+++ Task data +++

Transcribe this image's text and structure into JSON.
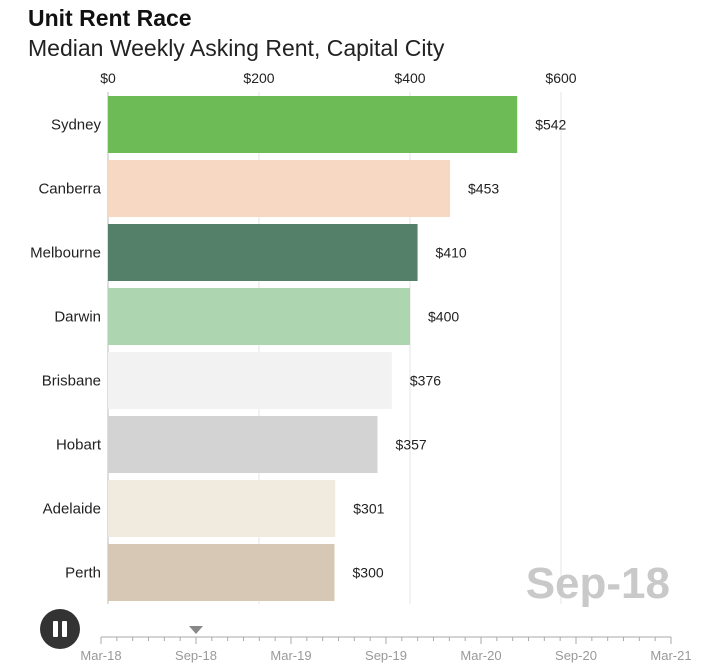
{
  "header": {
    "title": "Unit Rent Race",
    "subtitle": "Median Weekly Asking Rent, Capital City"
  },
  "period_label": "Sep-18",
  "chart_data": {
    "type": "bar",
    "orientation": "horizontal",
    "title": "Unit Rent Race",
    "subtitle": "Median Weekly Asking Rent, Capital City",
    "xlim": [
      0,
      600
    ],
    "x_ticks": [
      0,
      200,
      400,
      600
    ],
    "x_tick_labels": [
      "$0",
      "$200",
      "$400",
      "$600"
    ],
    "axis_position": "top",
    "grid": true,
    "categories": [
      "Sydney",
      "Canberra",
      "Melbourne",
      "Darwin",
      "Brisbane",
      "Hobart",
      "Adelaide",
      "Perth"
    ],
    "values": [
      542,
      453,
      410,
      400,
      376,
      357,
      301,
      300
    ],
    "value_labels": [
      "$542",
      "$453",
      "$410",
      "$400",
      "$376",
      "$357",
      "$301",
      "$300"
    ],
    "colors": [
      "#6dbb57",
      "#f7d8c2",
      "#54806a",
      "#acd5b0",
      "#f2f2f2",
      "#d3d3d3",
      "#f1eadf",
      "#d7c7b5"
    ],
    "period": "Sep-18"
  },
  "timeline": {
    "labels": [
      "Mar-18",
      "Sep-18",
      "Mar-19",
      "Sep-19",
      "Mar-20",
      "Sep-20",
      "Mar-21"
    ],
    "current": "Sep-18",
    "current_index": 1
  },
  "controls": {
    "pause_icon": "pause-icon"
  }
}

+++
+++ Task data +++

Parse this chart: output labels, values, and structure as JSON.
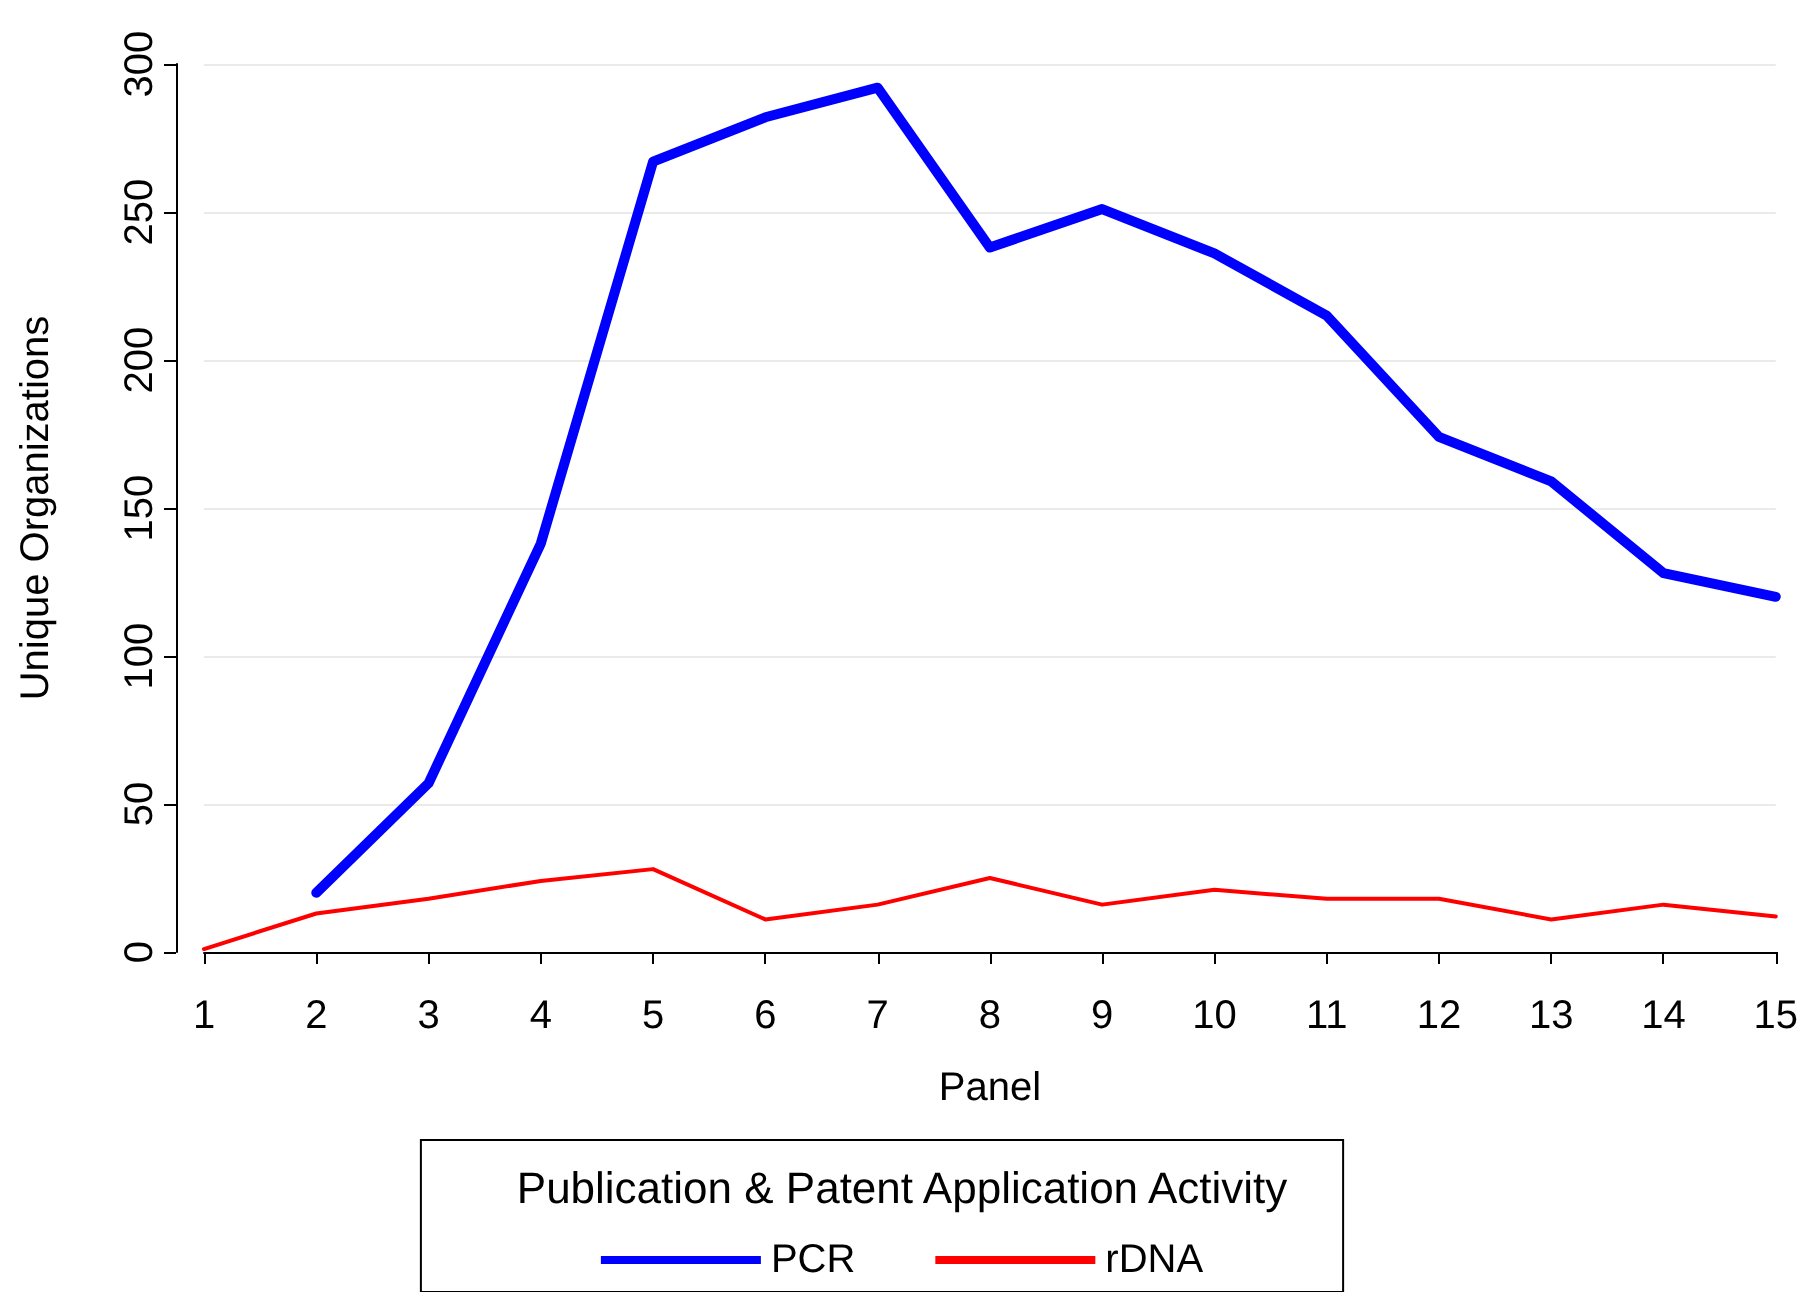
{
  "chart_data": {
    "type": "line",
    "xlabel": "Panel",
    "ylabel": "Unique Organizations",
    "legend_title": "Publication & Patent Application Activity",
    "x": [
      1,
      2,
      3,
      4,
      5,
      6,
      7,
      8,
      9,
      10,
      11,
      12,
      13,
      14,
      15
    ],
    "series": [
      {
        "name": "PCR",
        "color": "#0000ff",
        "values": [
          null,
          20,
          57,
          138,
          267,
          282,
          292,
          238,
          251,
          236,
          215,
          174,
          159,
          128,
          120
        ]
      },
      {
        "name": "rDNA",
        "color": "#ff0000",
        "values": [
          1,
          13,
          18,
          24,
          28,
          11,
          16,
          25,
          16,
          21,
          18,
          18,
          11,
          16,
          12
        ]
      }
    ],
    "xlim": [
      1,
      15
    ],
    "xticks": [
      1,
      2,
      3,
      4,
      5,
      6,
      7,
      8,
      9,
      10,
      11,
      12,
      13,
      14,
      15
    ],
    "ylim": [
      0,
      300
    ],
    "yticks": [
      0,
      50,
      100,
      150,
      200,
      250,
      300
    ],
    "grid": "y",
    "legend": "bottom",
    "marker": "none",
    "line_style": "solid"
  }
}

+++

→ Written exercise
Look for the word "structure" and return every line where it occurs.

→ Completed exercise
Transcribe this image's text and structure into JSON.
Parse this chart: output labels, values, and structure as JSON.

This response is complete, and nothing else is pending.